| TASK OBJECTIVE |
Spot each line in the records below where the word "Diğer" occurs, then copy it.
* begin *
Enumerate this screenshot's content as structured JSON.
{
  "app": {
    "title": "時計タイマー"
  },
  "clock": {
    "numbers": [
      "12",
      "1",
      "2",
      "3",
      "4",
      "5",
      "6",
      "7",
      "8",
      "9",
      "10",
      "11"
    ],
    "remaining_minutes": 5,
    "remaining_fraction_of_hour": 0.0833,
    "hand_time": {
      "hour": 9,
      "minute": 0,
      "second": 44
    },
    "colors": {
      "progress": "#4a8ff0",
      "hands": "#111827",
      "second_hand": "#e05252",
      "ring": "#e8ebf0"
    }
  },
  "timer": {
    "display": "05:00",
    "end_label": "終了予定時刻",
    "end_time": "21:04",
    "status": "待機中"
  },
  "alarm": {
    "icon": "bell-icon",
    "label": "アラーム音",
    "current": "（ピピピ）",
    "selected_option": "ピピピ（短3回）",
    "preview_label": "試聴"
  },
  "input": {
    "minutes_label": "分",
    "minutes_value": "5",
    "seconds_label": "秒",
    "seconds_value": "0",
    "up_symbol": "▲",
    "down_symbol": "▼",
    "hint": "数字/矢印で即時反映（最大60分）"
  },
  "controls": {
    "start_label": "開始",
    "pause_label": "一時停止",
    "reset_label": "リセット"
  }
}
* end *
* begin *
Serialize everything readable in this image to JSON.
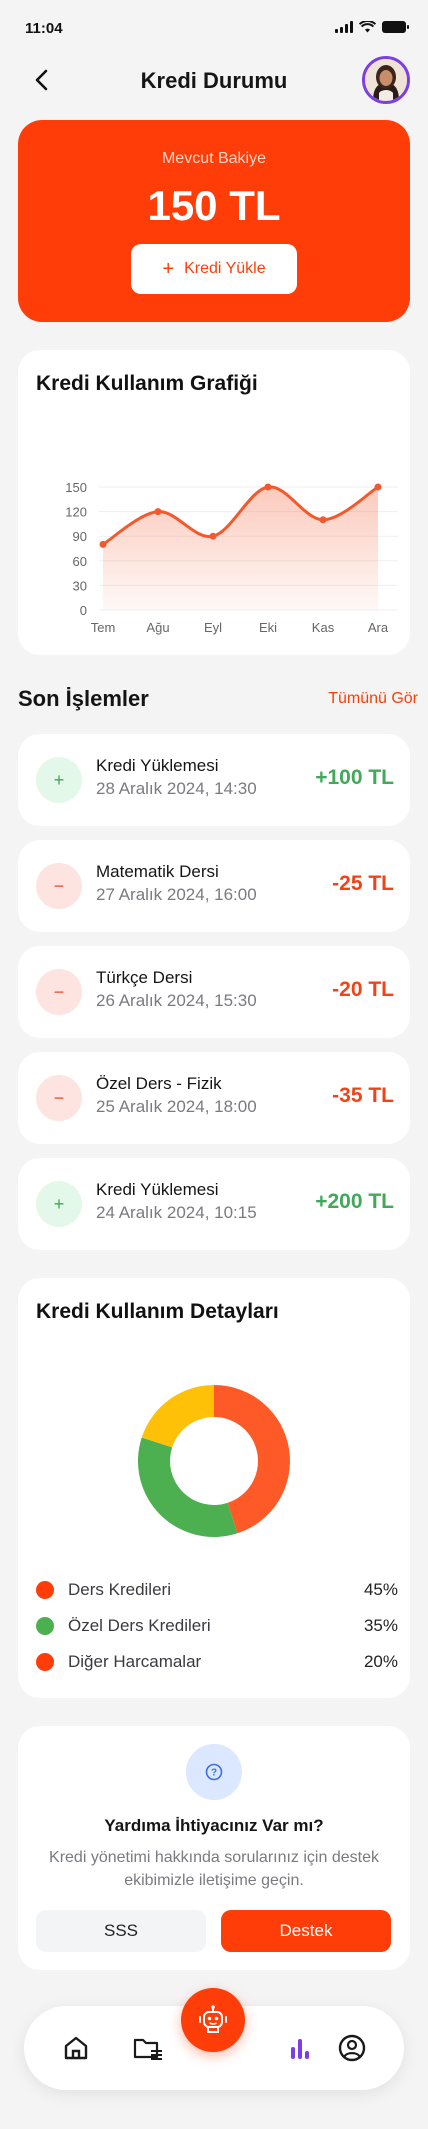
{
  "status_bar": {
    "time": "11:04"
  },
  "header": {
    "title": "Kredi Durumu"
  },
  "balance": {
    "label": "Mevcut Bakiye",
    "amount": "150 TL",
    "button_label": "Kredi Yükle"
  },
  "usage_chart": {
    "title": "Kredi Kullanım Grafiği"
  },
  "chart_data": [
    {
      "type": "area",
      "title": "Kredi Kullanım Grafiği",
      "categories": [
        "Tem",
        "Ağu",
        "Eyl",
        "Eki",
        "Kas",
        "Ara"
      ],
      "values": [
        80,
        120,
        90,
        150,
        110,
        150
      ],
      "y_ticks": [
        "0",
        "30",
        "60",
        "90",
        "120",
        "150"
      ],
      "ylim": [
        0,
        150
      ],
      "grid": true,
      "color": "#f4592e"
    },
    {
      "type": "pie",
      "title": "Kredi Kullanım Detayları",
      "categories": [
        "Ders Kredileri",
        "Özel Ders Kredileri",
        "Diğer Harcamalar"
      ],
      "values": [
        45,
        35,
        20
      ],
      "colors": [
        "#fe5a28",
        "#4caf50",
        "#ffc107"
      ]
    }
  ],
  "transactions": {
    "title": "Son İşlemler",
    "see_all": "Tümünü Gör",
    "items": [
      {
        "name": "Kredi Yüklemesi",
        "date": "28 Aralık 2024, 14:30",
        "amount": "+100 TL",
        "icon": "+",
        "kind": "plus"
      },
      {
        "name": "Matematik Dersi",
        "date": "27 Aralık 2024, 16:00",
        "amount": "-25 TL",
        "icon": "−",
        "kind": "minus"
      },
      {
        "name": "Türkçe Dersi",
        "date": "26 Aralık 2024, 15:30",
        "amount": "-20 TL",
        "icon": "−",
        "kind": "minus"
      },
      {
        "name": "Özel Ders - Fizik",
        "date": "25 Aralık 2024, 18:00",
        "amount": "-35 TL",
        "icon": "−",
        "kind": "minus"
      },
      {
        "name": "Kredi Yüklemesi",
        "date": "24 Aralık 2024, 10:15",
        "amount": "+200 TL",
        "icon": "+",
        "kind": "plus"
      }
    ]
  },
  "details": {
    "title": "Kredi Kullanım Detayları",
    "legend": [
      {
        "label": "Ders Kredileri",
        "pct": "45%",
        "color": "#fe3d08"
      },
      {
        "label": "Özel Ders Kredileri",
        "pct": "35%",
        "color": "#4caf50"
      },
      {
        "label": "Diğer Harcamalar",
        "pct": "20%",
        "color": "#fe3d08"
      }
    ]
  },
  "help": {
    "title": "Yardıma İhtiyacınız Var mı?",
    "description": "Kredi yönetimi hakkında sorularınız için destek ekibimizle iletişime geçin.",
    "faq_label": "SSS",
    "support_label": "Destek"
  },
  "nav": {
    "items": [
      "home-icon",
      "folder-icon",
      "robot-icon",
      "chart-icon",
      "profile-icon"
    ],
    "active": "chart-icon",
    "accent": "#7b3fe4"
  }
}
* end *
| FULL OUTPUT |
        "Diğer Harcamalar"
        "label": "Diğer Harcamalar",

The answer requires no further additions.